- **Exercise description**
Find all the lines with "Notion評価レポート" and gather them.

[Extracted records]
-- Start --
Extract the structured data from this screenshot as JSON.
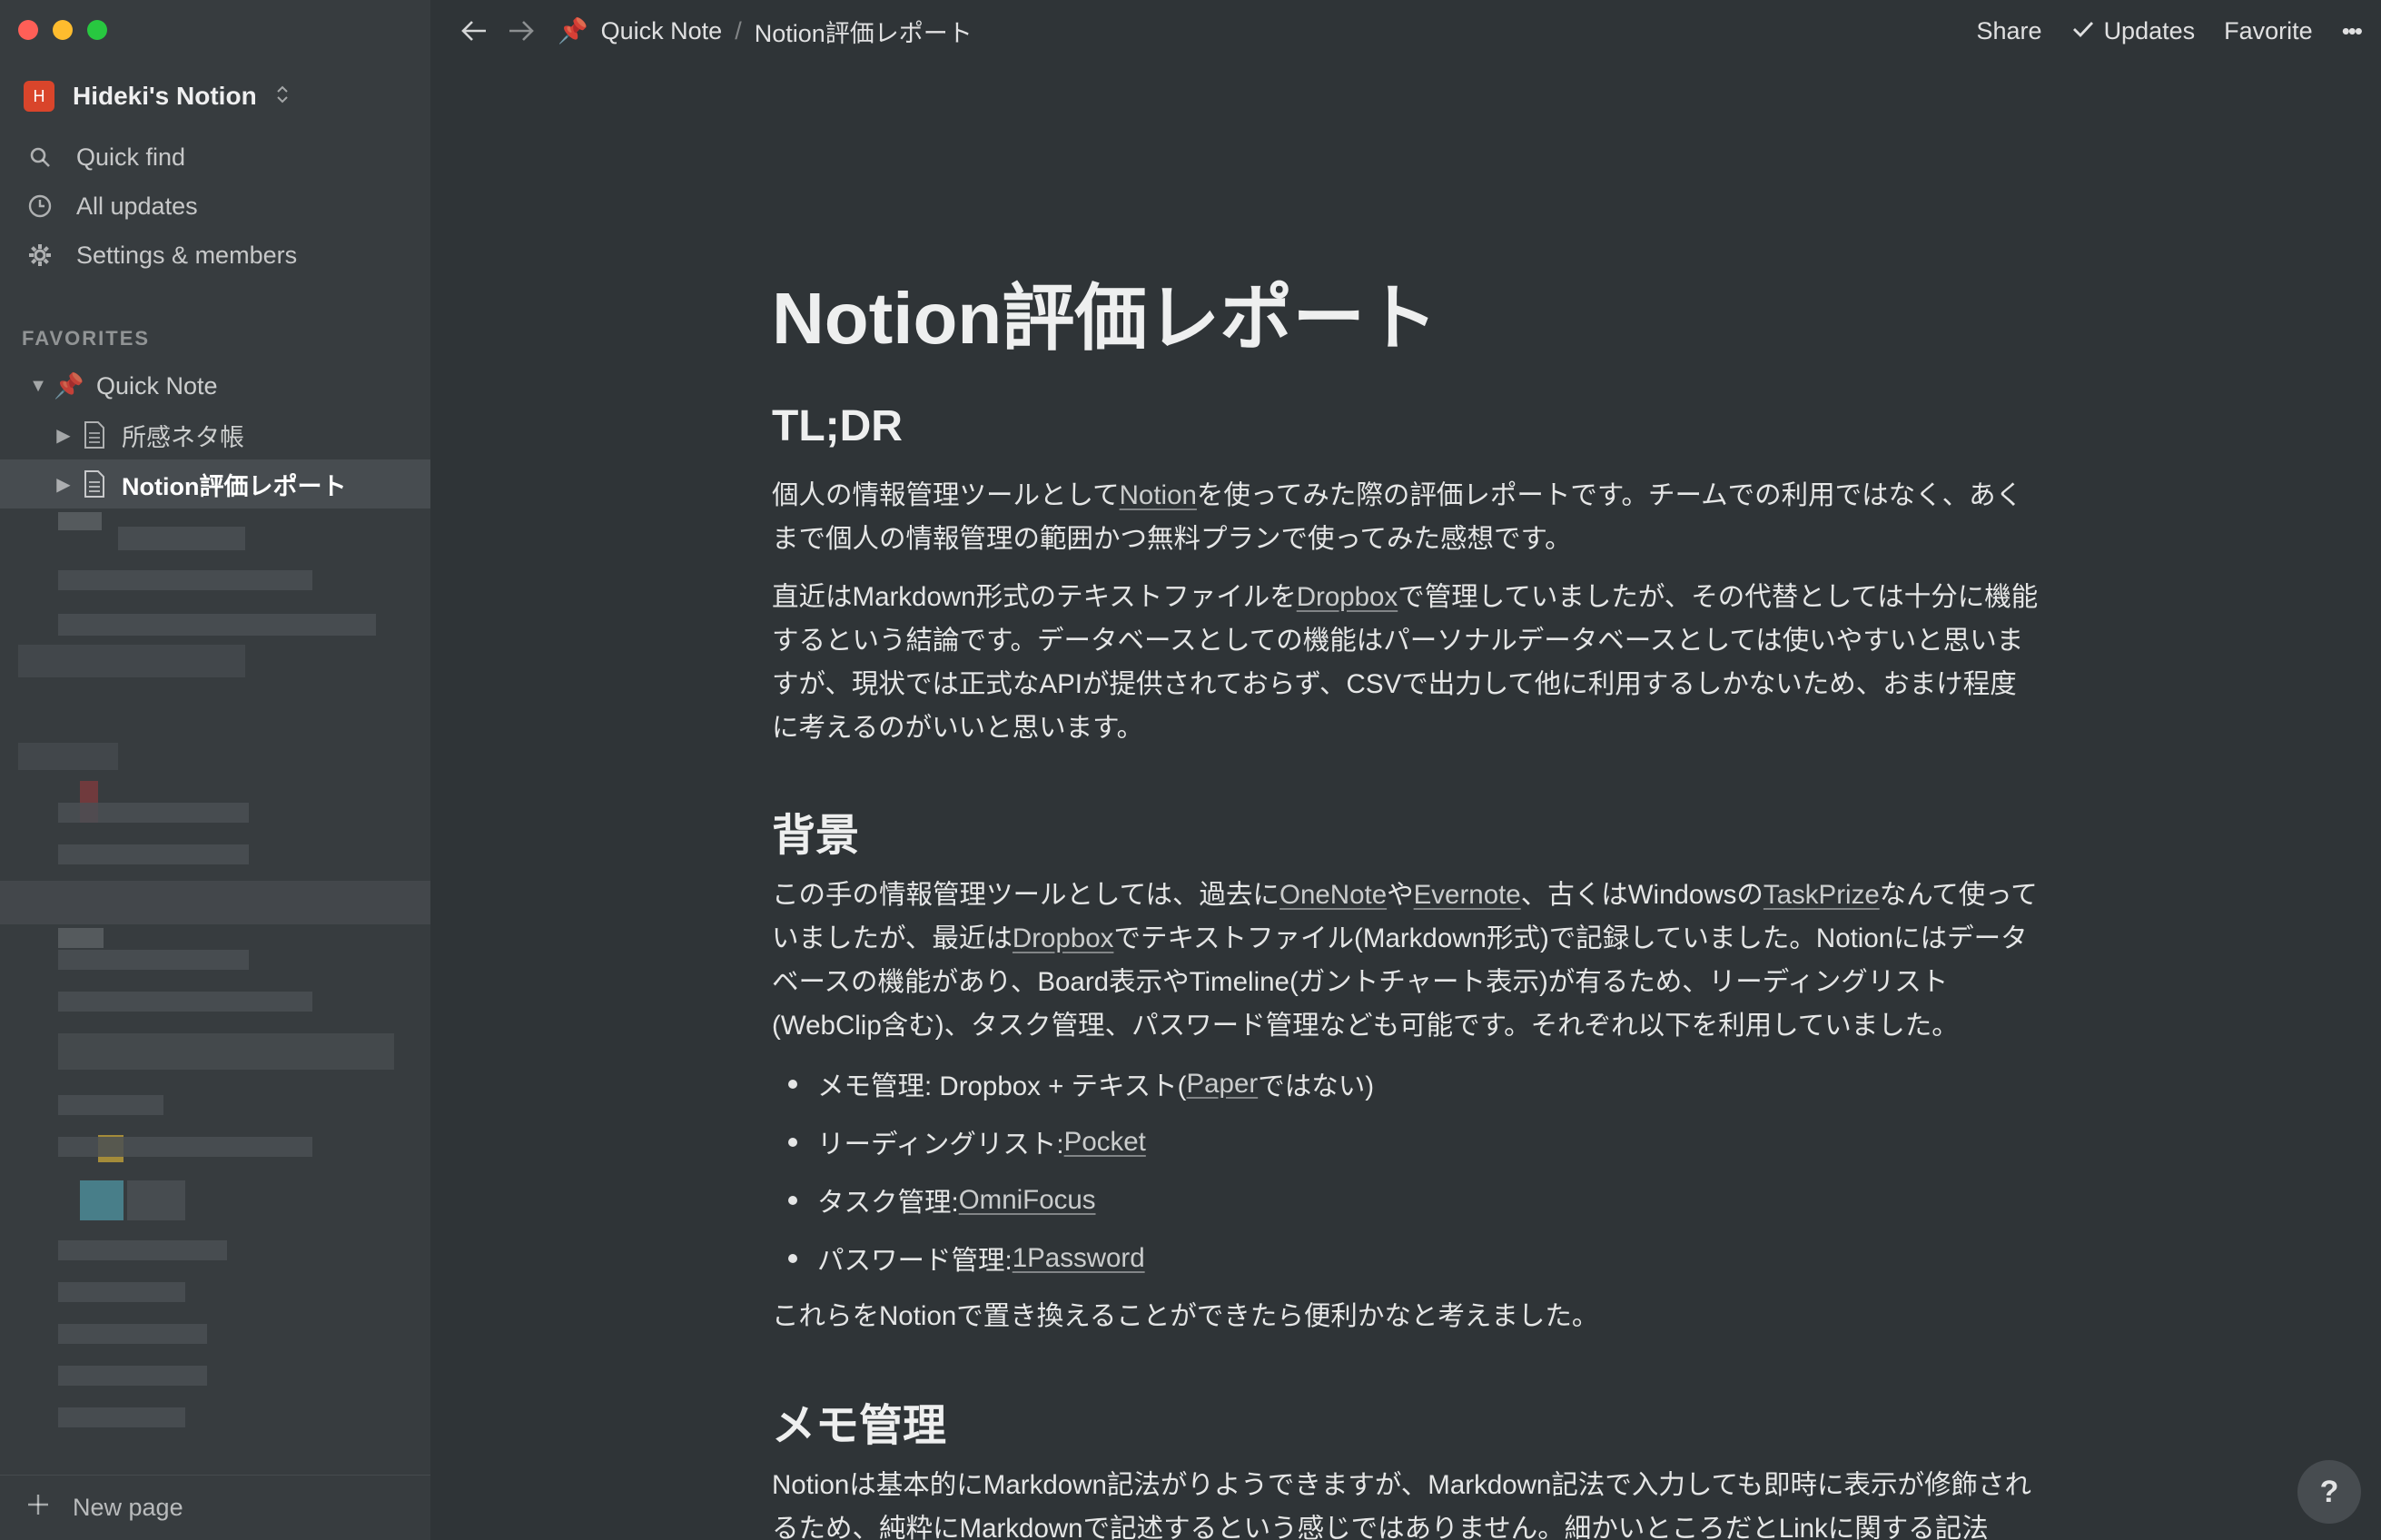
{
  "sidebar": {
    "workspace": {
      "initial": "H",
      "name": "Hideki's Notion"
    },
    "nav": [
      {
        "label": "Quick find",
        "icon": "search-icon"
      },
      {
        "label": "All updates",
        "icon": "clock-icon"
      },
      {
        "label": "Settings & members",
        "icon": "gear-icon"
      }
    ],
    "favorites_header": "FAVORITES",
    "tree": [
      {
        "emoji": "📌",
        "label": "Quick Note",
        "caret": "▼"
      },
      {
        "label": "所感ネタ帳",
        "caret": "▶"
      },
      {
        "label": "Notion評価レポート",
        "caret": "▶"
      }
    ],
    "new_page": "New page"
  },
  "topbar": {
    "breadcrumb": {
      "emoji": "📌",
      "parent": "Quick Note",
      "sep": "/",
      "current": "Notion評価レポート"
    },
    "share": "Share",
    "updates": "Updates",
    "favorite": "Favorite",
    "more": "•••"
  },
  "page": {
    "title": "Notion評価レポート",
    "h_tldr": "TL;DR",
    "tldr_p1": {
      "a": "個人の情報管理ツールとして",
      "link": "Notion",
      "b": "を使ってみた際の評価レポートです。チームでの利用ではなく、あくまで個人の情報管理の範囲かつ無料プランで使ってみた感想です。"
    },
    "tldr_p2": {
      "a": "直近はMarkdown形式のテキストファイルを",
      "link": "Dropbox",
      "b": "で管理していましたが、その代替としては十分に機能するという結論です。データベースとしての機能はパーソナルデータベースとしては使いやすいと思いますが、現状では正式なAPIが提供されておらず、CSVで出力して他に利用するしかないため、おまけ程度に考えるのがいいと思います。"
    },
    "h_bg": "背景",
    "bg_p": {
      "a": "この手の情報管理ツールとしては、過去に",
      "l1": "OneNote",
      "b": "や",
      "l2": "Evernote",
      "c": "、古くはWindowsの",
      "l3": "TaskPrize",
      "d": "なんて使っていましたが、最近は",
      "l4": "Dropbox",
      "e": "でテキストファイル(Markdown形式)で記録していました。Notionにはデータベースの機能があり、Board表示やTimeline(ガントチャート表示)が有るため、リーディングリスト(WebClip含む)、タスク管理、パスワード管理なども可能です。それぞれ以下を利用していました。"
    },
    "bullets": [
      {
        "text": "メモ管理: Dropbox + テキスト(",
        "link": "Paper",
        "after": "ではない)"
      },
      {
        "text": "リーディングリスト: ",
        "link": "Pocket",
        "after": ""
      },
      {
        "text": "タスク管理: ",
        "link": "OmniFocus",
        "after": ""
      },
      {
        "text": "パスワード管理: ",
        "link": "1Password",
        "after": ""
      }
    ],
    "bg_conclusion": "これらをNotionで置き換えることができたら便利かなと考えました。",
    "h_memo": "メモ管理",
    "memo_p": "Notionは基本的にMarkdown記法がりようできますが、Markdown記法で入力しても即時に表示が修飾されるため、純粋にMarkdownで記述するという感じではありません。細かいところだとLinkに関する記法"
  },
  "help": "?"
}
-- End --
- **Result below**
        "label": "Notion評価レポート",
      "current": "Notion評価レポート"
    "title": "Notion評価レポート",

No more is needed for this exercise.